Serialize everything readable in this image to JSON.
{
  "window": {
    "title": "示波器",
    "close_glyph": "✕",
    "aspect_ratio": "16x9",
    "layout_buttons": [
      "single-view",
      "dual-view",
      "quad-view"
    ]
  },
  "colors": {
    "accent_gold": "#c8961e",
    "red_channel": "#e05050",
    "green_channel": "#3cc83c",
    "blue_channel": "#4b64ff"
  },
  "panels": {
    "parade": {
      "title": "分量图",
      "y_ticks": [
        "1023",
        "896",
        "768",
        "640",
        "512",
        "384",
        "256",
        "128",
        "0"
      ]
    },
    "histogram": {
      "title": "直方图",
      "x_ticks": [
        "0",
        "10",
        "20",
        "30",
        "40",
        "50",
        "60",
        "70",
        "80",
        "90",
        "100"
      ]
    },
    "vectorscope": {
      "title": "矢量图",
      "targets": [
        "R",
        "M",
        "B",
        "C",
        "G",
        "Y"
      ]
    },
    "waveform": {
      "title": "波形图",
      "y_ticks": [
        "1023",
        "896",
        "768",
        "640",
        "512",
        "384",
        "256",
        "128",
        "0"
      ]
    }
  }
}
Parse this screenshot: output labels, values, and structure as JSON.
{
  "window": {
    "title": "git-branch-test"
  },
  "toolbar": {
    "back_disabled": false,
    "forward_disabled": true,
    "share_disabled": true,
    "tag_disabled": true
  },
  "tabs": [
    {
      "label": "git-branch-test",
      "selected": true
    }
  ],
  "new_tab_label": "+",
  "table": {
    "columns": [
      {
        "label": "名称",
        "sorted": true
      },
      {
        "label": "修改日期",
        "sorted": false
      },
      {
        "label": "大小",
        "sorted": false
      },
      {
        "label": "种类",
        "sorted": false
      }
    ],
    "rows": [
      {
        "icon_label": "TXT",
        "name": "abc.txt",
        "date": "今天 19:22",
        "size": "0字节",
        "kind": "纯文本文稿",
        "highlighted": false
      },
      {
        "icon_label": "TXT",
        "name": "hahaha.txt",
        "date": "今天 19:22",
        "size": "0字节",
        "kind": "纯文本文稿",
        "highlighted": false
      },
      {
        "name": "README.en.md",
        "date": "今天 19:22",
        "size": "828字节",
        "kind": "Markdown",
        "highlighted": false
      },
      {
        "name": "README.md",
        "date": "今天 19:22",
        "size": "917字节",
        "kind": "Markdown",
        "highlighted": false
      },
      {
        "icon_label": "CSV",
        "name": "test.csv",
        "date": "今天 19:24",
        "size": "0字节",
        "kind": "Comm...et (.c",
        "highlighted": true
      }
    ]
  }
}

········

### [DIRECTIONS]
What is the number of lines in these records that contain "this"? Reply with the number only.

### [SOLVED PROBLEM]
2